What to work on: Isolate every line in the records below with "Assets" in it.

--- Start Excerpted data ---

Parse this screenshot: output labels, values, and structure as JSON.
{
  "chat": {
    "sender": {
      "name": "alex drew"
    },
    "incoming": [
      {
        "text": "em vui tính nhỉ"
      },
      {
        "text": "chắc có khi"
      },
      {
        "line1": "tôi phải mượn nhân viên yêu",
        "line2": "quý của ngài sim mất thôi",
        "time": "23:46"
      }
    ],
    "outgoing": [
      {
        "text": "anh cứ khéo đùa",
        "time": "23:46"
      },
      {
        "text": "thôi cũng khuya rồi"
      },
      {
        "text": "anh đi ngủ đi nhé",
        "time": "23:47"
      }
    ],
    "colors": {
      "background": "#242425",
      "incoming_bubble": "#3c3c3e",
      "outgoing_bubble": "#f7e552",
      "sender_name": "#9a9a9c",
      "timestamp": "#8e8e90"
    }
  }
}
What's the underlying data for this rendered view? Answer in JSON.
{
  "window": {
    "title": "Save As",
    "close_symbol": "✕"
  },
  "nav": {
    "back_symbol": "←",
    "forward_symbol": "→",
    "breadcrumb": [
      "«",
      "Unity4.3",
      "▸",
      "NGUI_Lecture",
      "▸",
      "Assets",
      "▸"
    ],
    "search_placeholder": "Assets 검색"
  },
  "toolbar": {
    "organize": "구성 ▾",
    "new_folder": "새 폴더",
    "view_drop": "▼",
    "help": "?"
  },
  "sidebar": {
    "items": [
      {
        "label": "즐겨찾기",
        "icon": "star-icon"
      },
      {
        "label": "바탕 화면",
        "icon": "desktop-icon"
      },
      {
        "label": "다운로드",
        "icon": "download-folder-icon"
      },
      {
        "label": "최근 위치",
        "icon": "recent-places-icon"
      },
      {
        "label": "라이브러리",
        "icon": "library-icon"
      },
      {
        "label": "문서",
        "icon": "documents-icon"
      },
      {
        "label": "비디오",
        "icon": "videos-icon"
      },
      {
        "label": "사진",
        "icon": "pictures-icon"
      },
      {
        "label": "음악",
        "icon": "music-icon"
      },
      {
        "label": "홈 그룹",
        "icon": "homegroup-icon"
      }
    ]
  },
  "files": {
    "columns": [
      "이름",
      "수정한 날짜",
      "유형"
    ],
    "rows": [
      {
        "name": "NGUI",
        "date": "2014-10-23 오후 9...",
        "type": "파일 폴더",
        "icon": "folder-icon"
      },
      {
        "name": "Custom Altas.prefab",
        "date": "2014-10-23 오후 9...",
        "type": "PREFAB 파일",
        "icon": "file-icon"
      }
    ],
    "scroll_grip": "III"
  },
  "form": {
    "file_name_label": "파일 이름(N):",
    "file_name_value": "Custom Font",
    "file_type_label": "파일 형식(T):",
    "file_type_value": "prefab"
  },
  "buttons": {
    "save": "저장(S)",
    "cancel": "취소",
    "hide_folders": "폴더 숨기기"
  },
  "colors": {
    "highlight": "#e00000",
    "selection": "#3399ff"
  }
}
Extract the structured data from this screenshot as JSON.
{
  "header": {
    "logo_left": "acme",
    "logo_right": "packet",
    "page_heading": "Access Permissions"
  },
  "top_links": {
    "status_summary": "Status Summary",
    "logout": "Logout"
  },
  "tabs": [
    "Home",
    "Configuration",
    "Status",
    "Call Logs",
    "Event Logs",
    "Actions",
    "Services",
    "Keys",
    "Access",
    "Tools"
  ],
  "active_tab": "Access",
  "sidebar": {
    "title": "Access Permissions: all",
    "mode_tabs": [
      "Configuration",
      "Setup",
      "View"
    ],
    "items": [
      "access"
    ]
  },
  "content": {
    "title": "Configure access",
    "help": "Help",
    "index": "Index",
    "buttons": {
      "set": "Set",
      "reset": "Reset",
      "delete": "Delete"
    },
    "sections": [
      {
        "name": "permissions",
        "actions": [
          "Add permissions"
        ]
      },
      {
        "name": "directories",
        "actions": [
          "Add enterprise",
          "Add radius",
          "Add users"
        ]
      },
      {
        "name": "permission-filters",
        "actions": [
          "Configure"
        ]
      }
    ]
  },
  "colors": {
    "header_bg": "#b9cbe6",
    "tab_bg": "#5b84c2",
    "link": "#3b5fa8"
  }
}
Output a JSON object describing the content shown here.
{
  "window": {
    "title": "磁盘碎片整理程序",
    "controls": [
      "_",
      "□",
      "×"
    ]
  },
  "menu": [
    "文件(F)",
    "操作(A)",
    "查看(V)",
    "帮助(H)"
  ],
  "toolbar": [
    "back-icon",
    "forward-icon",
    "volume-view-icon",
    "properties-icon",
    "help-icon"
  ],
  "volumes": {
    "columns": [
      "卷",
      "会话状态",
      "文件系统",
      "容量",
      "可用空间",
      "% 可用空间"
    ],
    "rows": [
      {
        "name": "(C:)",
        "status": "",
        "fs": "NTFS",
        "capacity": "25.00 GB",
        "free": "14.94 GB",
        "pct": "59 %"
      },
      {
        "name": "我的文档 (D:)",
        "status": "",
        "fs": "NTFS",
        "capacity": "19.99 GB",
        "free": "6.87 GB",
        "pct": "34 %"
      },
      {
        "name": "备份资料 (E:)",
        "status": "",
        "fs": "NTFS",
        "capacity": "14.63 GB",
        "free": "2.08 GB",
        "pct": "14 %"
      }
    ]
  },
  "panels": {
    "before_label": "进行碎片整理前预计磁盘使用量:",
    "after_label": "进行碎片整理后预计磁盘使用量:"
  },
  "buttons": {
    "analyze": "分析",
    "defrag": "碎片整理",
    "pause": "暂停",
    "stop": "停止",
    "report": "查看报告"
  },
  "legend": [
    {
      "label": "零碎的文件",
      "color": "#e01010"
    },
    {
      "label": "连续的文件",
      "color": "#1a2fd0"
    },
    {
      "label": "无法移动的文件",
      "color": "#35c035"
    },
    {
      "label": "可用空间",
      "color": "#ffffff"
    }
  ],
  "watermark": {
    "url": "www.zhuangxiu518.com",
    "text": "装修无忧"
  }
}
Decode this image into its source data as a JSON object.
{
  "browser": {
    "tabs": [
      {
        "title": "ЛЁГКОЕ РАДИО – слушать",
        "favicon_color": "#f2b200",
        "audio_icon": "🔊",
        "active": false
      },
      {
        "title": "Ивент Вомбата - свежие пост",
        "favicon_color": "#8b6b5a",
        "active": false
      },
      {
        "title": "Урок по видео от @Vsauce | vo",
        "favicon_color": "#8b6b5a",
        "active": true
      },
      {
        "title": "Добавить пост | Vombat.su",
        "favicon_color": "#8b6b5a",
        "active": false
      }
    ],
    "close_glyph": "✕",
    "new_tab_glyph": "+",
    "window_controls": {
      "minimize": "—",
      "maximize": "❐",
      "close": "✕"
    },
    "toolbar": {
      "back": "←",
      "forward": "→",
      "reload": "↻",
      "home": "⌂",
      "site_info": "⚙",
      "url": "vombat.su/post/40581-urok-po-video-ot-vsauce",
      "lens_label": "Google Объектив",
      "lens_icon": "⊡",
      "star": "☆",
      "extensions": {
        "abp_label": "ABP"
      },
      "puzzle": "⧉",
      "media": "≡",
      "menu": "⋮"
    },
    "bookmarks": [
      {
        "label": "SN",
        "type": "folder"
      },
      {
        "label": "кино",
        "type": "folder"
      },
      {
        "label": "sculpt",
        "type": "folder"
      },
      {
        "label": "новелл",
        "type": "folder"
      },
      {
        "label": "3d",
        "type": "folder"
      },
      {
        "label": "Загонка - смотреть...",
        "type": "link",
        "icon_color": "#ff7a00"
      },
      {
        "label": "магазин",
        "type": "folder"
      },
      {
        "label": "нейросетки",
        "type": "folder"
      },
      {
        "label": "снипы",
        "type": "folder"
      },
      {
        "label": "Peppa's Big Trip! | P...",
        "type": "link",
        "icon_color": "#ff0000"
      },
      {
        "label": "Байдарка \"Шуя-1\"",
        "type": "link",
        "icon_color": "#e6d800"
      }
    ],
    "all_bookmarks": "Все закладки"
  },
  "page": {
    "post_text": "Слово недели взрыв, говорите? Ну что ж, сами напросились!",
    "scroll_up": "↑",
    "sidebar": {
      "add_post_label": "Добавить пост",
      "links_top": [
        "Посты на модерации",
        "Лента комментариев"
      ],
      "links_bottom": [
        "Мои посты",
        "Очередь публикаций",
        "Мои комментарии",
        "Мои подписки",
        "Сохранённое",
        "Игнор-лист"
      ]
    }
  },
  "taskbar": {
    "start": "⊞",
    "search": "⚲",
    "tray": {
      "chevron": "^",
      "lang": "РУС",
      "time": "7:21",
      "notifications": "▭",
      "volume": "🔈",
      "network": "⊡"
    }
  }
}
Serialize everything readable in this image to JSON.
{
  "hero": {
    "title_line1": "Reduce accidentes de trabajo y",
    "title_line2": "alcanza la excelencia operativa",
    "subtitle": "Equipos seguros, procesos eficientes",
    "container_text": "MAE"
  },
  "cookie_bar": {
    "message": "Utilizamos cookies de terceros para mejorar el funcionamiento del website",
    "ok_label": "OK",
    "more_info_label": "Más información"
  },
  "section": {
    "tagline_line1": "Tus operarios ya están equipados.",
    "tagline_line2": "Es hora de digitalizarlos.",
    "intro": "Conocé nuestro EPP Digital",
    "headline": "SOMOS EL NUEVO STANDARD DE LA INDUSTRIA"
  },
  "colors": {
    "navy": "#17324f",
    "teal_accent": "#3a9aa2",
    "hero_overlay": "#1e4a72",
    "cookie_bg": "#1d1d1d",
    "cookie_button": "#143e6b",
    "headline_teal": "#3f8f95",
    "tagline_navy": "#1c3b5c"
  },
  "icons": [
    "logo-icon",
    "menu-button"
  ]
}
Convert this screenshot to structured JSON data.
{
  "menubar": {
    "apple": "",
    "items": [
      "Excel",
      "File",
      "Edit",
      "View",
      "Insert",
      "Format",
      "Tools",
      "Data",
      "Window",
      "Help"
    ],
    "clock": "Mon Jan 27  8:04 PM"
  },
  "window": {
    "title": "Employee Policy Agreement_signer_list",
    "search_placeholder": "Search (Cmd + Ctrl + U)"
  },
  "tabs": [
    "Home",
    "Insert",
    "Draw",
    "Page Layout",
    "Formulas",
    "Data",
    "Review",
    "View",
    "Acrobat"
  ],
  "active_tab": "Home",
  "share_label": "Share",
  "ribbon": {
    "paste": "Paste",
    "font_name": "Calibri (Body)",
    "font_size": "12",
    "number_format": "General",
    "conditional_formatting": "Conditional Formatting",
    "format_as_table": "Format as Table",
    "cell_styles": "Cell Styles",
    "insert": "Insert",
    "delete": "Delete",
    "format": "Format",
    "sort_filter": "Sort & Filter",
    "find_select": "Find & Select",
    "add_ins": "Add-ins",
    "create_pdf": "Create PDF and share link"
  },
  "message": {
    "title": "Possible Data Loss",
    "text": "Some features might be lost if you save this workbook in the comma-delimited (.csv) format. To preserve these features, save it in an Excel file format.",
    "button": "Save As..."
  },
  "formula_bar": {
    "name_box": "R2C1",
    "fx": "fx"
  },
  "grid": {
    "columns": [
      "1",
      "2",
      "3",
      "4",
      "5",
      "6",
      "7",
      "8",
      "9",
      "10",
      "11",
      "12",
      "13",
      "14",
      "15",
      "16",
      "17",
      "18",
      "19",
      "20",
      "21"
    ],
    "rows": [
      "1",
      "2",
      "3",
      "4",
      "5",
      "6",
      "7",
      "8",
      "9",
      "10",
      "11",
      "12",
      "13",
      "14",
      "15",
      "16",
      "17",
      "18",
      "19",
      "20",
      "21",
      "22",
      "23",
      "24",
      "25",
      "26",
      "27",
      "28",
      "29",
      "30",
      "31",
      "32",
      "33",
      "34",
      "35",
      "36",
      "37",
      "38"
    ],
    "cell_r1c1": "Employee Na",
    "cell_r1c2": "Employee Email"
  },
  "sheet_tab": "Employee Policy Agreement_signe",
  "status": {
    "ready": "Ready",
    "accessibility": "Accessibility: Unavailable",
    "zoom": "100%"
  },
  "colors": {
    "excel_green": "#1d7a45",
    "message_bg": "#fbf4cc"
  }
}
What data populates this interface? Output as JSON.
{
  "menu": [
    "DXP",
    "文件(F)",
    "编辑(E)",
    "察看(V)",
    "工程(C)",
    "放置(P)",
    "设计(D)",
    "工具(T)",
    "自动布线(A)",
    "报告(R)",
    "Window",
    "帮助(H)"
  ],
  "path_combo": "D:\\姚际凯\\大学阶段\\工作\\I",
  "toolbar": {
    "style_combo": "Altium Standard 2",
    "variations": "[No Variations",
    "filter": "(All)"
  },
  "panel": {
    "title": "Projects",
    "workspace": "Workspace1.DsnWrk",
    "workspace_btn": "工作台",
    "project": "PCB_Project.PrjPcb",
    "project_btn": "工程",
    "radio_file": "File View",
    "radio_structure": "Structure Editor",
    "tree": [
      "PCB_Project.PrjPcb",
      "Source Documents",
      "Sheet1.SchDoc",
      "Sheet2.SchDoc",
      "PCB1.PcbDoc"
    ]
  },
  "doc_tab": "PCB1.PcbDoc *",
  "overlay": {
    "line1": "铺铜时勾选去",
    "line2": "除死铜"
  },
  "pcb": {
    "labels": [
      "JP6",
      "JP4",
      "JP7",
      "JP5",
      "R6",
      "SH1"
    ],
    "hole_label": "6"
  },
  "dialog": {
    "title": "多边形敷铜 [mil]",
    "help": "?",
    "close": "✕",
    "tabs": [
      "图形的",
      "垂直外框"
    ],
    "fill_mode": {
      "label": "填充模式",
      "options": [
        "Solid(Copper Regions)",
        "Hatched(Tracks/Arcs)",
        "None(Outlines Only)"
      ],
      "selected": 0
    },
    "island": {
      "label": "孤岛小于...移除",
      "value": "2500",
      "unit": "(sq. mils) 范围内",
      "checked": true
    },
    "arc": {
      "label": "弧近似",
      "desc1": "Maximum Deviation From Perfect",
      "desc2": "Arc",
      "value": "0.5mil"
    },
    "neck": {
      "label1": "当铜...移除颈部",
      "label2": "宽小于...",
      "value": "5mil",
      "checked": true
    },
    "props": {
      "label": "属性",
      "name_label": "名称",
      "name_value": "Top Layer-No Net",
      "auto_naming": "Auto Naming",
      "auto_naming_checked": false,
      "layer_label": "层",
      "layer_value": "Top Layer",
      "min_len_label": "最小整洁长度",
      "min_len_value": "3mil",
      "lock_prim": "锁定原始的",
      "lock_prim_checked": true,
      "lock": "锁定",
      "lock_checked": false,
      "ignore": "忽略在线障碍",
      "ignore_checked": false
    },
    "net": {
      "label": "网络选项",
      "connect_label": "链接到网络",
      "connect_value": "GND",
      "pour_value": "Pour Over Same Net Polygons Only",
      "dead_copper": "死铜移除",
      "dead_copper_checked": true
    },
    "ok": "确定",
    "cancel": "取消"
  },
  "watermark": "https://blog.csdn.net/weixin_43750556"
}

--- End Excerpted data ---

Response to the exercise:
      "Assets",
    "search_placeholder": "Assets 검색"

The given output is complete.